◆ **Set exercise**:
Write out the items word for word, starting with the very first line and stopping after the line that contains "back-top <box>81 0 131 3</box>".
|---|
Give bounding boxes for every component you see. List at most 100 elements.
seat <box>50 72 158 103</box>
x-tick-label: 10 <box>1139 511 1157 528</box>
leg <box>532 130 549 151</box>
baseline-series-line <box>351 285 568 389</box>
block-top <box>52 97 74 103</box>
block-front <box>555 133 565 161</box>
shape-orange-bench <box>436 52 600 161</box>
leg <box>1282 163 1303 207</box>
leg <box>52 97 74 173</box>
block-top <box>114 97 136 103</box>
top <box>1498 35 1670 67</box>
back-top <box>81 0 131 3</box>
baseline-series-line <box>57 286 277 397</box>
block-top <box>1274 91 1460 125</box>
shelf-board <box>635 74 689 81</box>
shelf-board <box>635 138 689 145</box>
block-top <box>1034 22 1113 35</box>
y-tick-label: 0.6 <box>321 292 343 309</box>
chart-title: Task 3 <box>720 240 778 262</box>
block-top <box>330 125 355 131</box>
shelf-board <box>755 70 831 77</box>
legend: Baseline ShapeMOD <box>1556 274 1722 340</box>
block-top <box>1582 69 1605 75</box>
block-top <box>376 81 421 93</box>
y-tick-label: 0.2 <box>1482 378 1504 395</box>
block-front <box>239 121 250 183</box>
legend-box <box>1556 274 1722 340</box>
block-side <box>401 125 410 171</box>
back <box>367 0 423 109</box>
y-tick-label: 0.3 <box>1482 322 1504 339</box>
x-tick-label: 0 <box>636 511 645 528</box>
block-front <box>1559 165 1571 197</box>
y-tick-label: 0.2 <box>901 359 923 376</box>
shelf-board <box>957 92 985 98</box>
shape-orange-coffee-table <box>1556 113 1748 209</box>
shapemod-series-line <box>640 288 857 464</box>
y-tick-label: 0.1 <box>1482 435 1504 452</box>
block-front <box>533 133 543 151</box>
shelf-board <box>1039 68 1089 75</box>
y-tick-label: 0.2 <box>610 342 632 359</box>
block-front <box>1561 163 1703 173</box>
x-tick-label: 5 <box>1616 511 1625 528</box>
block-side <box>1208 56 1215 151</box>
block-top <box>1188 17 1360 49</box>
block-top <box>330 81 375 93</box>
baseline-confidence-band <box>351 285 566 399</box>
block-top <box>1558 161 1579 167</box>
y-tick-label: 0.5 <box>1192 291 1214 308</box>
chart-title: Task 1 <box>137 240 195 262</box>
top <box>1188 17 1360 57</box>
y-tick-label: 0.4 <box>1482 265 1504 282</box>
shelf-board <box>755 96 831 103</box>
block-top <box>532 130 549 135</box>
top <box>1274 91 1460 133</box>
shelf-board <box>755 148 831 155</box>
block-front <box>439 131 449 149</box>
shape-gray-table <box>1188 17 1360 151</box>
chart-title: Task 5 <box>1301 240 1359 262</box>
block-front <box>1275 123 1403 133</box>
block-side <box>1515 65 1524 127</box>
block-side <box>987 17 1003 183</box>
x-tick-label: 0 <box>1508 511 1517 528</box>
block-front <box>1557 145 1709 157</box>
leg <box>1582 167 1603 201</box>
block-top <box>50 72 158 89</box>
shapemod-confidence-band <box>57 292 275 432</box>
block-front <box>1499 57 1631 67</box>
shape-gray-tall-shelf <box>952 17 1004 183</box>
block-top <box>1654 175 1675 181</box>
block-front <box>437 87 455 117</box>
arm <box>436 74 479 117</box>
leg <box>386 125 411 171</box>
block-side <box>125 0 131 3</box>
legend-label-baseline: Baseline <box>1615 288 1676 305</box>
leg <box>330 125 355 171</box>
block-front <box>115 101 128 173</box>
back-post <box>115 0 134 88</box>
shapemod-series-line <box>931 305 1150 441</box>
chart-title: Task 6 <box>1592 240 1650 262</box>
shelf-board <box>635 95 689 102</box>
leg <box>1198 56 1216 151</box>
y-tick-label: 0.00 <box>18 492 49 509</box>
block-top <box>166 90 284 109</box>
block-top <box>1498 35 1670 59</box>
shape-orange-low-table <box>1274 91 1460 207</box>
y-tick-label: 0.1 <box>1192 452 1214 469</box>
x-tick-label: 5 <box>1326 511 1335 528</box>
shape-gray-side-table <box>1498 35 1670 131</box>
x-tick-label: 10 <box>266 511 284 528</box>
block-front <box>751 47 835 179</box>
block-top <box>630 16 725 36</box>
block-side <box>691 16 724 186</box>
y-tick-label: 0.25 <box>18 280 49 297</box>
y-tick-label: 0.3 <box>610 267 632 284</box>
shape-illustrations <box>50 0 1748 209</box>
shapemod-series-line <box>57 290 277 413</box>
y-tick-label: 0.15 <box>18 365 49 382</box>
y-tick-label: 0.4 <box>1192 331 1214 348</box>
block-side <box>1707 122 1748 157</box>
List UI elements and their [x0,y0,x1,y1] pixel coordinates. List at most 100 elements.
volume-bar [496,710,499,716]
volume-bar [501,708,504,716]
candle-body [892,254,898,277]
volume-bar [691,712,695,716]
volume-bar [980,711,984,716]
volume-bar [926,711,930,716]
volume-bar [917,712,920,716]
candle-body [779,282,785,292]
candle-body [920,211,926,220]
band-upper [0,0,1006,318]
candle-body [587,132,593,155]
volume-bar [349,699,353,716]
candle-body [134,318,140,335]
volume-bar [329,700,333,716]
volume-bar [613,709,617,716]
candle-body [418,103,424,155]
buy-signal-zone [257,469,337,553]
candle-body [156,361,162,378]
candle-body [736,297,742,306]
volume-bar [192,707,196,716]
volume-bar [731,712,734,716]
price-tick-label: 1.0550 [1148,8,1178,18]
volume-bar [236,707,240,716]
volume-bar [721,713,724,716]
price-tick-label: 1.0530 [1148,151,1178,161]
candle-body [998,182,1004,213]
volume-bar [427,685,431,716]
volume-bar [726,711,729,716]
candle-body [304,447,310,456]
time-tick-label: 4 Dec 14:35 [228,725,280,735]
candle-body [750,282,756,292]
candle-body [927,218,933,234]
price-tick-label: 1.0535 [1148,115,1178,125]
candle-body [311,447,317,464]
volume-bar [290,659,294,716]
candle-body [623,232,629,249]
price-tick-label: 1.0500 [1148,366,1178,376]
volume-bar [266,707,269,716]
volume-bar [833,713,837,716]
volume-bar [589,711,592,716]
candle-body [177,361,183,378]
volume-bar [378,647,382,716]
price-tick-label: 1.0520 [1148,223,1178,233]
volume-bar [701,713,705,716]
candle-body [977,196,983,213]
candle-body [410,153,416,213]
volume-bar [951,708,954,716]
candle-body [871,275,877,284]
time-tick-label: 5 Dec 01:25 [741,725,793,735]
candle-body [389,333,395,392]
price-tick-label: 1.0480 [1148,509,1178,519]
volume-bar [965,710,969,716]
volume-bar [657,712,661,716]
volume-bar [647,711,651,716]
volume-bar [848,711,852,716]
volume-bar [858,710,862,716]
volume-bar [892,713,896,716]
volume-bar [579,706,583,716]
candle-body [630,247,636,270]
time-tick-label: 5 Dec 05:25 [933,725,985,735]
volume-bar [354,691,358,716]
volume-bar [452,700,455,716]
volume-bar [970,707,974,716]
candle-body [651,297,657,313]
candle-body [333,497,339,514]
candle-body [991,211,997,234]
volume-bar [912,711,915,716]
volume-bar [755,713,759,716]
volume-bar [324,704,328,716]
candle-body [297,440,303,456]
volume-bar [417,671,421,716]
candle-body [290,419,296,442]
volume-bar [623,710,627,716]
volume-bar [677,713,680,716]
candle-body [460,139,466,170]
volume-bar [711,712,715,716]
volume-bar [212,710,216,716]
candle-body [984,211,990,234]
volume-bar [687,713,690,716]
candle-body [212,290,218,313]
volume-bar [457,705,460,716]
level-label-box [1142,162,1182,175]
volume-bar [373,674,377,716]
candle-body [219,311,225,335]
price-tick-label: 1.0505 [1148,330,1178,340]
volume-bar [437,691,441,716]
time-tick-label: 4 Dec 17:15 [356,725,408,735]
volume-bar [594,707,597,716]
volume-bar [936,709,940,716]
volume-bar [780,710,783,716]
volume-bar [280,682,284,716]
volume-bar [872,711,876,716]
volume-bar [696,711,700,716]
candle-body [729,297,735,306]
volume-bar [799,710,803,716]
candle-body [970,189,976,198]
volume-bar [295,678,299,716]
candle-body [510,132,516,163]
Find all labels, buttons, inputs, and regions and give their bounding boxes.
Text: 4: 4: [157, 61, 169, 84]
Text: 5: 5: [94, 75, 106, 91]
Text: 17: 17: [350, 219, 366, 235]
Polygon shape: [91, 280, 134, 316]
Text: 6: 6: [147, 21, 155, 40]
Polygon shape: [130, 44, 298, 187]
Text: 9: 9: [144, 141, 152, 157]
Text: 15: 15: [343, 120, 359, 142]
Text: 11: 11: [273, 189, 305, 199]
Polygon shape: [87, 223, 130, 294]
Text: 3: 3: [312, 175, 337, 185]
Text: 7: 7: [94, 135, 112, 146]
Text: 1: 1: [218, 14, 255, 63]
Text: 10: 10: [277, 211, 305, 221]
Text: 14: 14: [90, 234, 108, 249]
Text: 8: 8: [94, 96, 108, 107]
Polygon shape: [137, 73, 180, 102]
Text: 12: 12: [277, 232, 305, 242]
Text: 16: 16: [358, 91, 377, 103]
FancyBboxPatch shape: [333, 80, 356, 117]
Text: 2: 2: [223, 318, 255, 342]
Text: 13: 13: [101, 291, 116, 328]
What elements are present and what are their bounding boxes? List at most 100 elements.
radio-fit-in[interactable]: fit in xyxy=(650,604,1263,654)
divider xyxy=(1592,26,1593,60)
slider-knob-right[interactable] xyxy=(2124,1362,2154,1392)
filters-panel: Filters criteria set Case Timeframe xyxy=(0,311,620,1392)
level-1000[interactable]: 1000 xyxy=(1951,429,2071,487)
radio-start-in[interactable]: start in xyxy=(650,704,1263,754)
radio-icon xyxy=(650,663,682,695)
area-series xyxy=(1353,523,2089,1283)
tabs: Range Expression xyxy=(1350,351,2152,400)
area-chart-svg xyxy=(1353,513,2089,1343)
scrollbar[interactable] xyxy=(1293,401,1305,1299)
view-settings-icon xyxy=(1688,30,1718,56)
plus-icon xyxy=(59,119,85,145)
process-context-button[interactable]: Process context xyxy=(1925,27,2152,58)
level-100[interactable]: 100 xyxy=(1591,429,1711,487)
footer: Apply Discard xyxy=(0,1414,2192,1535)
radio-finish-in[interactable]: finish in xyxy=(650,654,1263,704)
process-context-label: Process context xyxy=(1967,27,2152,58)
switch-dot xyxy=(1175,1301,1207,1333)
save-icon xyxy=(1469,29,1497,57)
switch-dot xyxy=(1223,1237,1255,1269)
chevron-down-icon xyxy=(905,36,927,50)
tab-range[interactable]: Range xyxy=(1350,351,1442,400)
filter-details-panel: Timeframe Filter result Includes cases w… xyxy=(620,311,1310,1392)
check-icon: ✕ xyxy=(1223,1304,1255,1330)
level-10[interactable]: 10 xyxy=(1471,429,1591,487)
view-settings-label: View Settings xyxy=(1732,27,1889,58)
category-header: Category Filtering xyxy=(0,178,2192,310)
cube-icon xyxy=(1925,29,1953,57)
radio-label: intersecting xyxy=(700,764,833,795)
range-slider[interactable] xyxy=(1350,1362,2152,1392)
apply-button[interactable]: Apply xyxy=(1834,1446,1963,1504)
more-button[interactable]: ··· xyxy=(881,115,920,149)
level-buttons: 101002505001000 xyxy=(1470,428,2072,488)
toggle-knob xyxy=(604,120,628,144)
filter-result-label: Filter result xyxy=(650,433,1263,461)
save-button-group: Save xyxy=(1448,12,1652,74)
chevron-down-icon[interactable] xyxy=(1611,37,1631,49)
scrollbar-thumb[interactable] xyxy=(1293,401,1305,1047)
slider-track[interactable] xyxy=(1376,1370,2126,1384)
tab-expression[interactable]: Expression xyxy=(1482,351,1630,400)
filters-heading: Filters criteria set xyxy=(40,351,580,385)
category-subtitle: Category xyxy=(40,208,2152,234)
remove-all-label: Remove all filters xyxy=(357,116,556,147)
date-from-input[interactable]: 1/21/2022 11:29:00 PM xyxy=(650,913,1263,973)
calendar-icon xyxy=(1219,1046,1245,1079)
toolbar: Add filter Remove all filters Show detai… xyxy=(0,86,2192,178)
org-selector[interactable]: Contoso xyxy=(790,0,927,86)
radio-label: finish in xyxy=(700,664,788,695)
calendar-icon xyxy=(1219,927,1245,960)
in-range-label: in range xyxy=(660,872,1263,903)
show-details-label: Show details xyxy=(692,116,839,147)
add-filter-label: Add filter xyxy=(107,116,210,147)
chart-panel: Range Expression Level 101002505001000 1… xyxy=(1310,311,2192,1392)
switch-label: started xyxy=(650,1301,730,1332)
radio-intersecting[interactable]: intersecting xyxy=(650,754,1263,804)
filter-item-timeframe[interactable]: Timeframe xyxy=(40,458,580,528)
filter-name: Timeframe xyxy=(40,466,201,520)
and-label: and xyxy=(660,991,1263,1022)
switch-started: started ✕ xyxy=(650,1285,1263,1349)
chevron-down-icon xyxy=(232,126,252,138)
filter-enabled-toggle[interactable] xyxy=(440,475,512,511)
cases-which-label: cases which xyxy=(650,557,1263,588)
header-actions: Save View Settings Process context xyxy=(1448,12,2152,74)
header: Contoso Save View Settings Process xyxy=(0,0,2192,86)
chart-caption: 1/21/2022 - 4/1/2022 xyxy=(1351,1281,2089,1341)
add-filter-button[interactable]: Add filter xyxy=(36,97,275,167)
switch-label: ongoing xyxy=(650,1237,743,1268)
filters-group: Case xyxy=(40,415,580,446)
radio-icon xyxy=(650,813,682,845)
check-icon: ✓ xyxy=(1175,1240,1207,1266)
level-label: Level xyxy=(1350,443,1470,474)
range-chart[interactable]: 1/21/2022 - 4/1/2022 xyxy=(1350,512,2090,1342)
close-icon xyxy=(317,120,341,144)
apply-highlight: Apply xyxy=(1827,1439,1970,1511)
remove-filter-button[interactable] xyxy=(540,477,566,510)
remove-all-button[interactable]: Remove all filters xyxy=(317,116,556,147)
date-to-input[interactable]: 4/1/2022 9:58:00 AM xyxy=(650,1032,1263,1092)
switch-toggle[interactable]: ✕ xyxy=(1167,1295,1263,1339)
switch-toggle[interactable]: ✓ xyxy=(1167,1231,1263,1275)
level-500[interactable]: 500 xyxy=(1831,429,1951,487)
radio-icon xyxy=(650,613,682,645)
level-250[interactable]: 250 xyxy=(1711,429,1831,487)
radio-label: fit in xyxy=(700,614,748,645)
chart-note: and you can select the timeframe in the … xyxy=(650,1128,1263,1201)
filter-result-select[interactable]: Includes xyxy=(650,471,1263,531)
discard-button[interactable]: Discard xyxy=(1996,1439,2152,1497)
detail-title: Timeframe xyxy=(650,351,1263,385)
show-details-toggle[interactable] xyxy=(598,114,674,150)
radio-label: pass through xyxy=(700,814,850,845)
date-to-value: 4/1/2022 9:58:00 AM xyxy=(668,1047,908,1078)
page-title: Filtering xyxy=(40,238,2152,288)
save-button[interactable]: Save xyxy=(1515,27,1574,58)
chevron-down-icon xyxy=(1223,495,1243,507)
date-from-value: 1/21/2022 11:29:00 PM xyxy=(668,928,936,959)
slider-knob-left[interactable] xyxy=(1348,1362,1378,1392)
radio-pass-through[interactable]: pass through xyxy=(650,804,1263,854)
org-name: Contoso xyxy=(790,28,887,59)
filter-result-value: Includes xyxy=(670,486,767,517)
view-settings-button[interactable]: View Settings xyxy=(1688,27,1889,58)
|---|
◆ **Answer to the exercise**:
Give bounding boxes for every component you see. List at most 100 elements.
seat <box>50 72 158 103</box>
x-tick-label: 10 <box>1139 511 1157 528</box>
leg <box>532 130 549 151</box>
baseline-series-line <box>351 285 568 389</box>
block-top <box>52 97 74 103</box>
block-front <box>555 133 565 161</box>
shape-orange-bench <box>436 52 600 161</box>
leg <box>1282 163 1303 207</box>
leg <box>52 97 74 173</box>
block-top <box>114 97 136 103</box>
top <box>1498 35 1670 67</box>
back-top <box>81 0 131 3</box>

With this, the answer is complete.